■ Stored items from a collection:
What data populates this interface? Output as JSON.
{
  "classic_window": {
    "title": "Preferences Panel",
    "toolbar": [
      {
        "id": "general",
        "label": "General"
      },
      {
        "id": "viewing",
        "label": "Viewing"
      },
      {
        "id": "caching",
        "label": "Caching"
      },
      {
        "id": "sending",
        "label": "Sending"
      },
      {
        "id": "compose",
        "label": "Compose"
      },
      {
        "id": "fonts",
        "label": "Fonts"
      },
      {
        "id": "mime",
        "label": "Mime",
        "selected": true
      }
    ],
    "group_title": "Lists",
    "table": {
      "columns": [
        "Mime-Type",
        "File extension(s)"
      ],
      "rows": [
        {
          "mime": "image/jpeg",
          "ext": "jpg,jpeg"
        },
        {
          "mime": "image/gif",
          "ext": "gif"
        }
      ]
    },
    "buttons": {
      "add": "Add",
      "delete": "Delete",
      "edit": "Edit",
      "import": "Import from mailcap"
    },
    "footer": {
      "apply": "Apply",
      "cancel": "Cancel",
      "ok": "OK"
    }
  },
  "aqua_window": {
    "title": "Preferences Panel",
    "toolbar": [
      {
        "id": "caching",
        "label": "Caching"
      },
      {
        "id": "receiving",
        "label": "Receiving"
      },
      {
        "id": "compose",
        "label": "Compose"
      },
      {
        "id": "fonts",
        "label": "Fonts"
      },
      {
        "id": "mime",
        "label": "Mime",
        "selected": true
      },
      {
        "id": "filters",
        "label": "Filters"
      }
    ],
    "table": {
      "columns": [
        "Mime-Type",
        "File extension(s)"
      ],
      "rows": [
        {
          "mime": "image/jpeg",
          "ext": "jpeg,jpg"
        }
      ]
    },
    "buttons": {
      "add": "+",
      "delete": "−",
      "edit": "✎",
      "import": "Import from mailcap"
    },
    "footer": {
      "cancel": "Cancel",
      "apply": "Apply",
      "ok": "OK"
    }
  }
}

■ WORK REQUIRED: Write out the entries above once more, without altering anything.

■ EXERCISE OUTPUT:
What data populates this interface? Output as JSON.
{
  "classic_window": {
    "title": "Preferences Panel",
    "toolbar": [
      {
        "id": "general",
        "label": "General"
      },
      {
        "id": "viewing",
        "label": "Viewing"
      },
      {
        "id": "caching",
        "label": "Caching"
      },
      {
        "id": "sending",
        "label": "Sending"
      },
      {
        "id": "compose",
        "label": "Compose"
      },
      {
        "id": "fonts",
        "label": "Fonts"
      },
      {
        "id": "mime",
        "label": "Mime",
        "selected": true
      }
    ],
    "group_title": "Lists",
    "table": {
      "columns": [
        "Mime-Type",
        "File extension(s)"
      ],
      "rows": [
        {
          "mime": "image/jpeg",
          "ext": "jpg,jpeg"
        },
        {
          "mime": "image/gif",
          "ext": "gif"
        }
      ]
    },
    "buttons": {
      "add": "Add",
      "delete": "Delete",
      "edit": "Edit",
      "import": "Import from mailcap"
    },
    "footer": {
      "apply": "Apply",
      "cancel": "Cancel",
      "ok": "OK"
    }
  },
  "aqua_window": {
    "title": "Preferences Panel",
    "toolbar": [
      {
        "id": "caching",
        "label": "Caching"
      },
      {
        "id": "receiving",
        "label": "Receiving"
      },
      {
        "id": "compose",
        "label": "Compose"
      },
      {
        "id": "fonts",
        "label": "Fonts"
      },
      {
        "id": "mime",
        "label": "Mime",
        "selected": true
      },
      {
        "id": "filters",
        "label": "Filters"
      }
    ],
    "table": {
      "columns": [
        "Mime-Type",
        "File extension(s)"
      ],
      "rows": [
        {
          "mime": "image/jpeg",
          "ext": "jpeg,jpg"
        }
      ]
    },
    "buttons": {
      "add": "+",
      "delete": "−",
      "edit": "✎",
      "import": "Import from mailcap"
    },
    "footer": {
      "cancel": "Cancel",
      "apply": "Apply",
      "ok": "OK"
    }
  }
}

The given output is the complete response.